The task ▸
Provide only the number of lines in the data below that contain the word "this".

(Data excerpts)
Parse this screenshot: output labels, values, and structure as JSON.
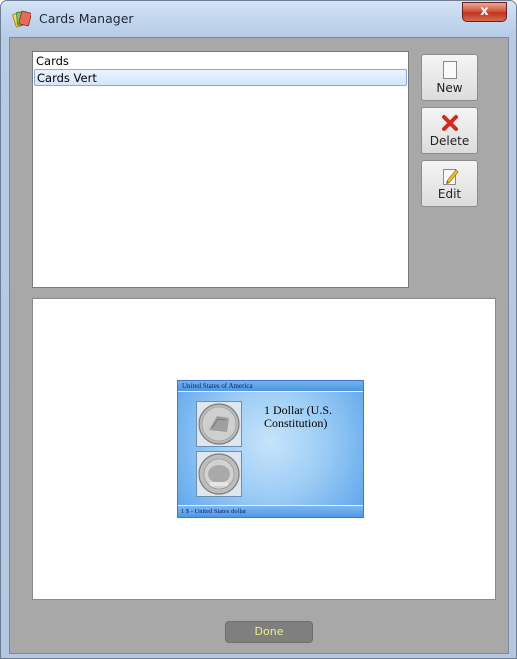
{
  "window": {
    "title": "Cards Manager",
    "close_label": "x"
  },
  "list": {
    "items": [
      {
        "label": "Cards",
        "selected": false
      },
      {
        "label": "Cards Vert",
        "selected": true
      }
    ]
  },
  "buttons": {
    "new_label": "New",
    "delete_label": "Delete",
    "edit_label": "Edit",
    "done_label": "Done"
  },
  "preview": {
    "card": {
      "header": "United States of America",
      "name": "1 Dollar (U.S. Constitution)",
      "footer": "1 $ - United States dollar"
    }
  },
  "icons": {
    "title": "cards-app-icon",
    "new": "blank-page-icon",
    "delete": "red-x-icon",
    "edit": "edit-pencil-icon"
  },
  "colors": {
    "done_text": "#e9f08a",
    "card_blue": "#5aa3eb",
    "client_gray": "#a8a8a8"
  }
}
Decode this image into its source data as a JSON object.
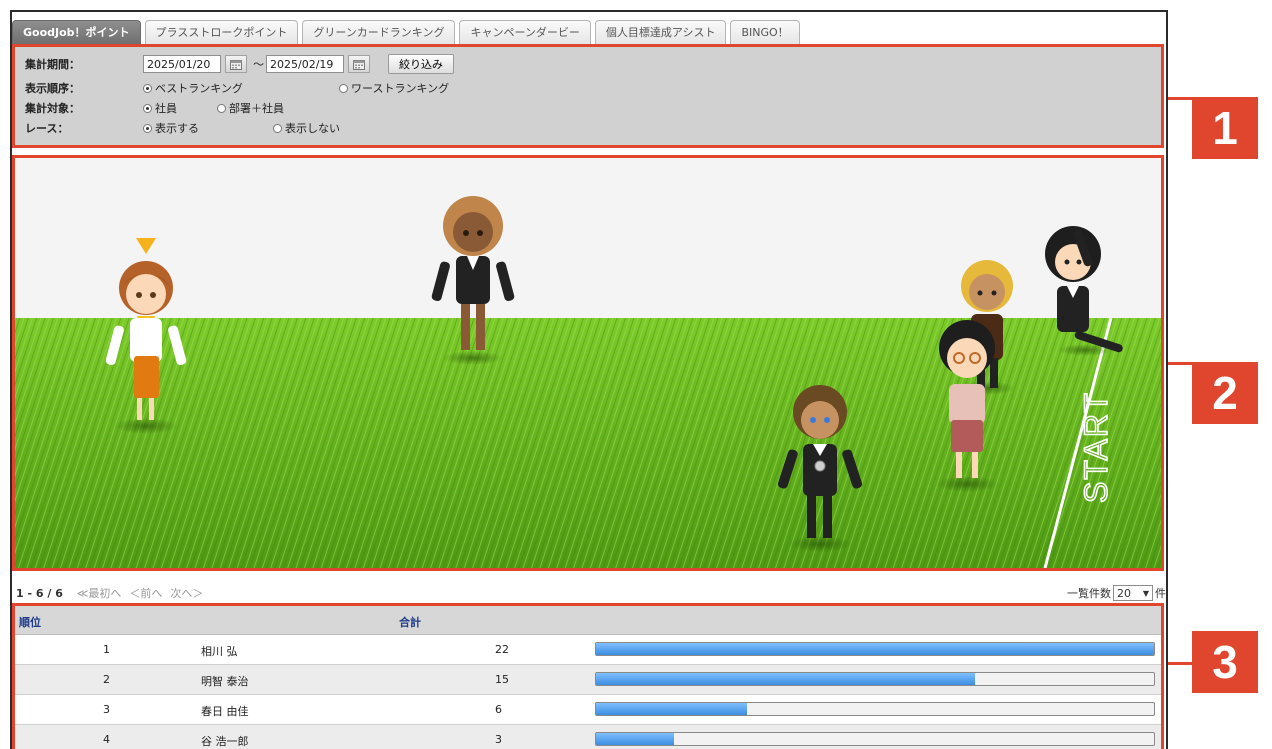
{
  "tabs": [
    {
      "label": "GoodJob！ポイント",
      "active": true
    },
    {
      "label": "プラスストロークポイント",
      "active": false
    },
    {
      "label": "グリーンカードランキング",
      "active": false
    },
    {
      "label": "キャンペーンダービー",
      "active": false
    },
    {
      "label": "個人目標達成アシスト",
      "active": false
    },
    {
      "label": "BINGO！",
      "active": false
    }
  ],
  "filter": {
    "period_label": "集計期間：",
    "date_from": "2025/01/20",
    "date_to": "2025/02/19",
    "tilde": "～",
    "submit_label": "絞り込み",
    "order_label": "表示順序：",
    "order_best": "ベストランキング",
    "order_worst": "ワーストランキング",
    "order_selected": "best",
    "target_label": "集計対象：",
    "target_employee": "社員",
    "target_dept": "部署＋社員",
    "target_selected": "employee",
    "race_label": "レース：",
    "race_show": "表示する",
    "race_hide": "表示しない",
    "race_selected": "show"
  },
  "race": {
    "start_label": "START",
    "colors": {
      "sky": "#f4f4f4",
      "grass_light": "#7ccb2a",
      "grass_dark": "#4e9a14",
      "marker": "#f6b21b"
    }
  },
  "pager": {
    "count": "1 - 6 / 6",
    "first": "≪最初へ",
    "prev": "＜前へ",
    "next": "次へ＞",
    "per_page_label": "一覧件数",
    "per_page_value": "20",
    "per_page_unit": "件"
  },
  "table": {
    "col_rank": "順位",
    "col_total": "合計",
    "rows": [
      {
        "rank": "1",
        "name": "相川 弘",
        "total": "22",
        "ratio": 1.0
      },
      {
        "rank": "2",
        "name": "明智 泰治",
        "total": "15",
        "ratio": 0.68
      },
      {
        "rank": "3",
        "name": "春日 由佳",
        "total": "6",
        "ratio": 0.27
      },
      {
        "rank": "4",
        "name": "谷 浩一郎",
        "total": "3",
        "ratio": 0.14
      }
    ]
  },
  "callouts": [
    "1",
    "2",
    "3"
  ]
}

Finished task ▸
2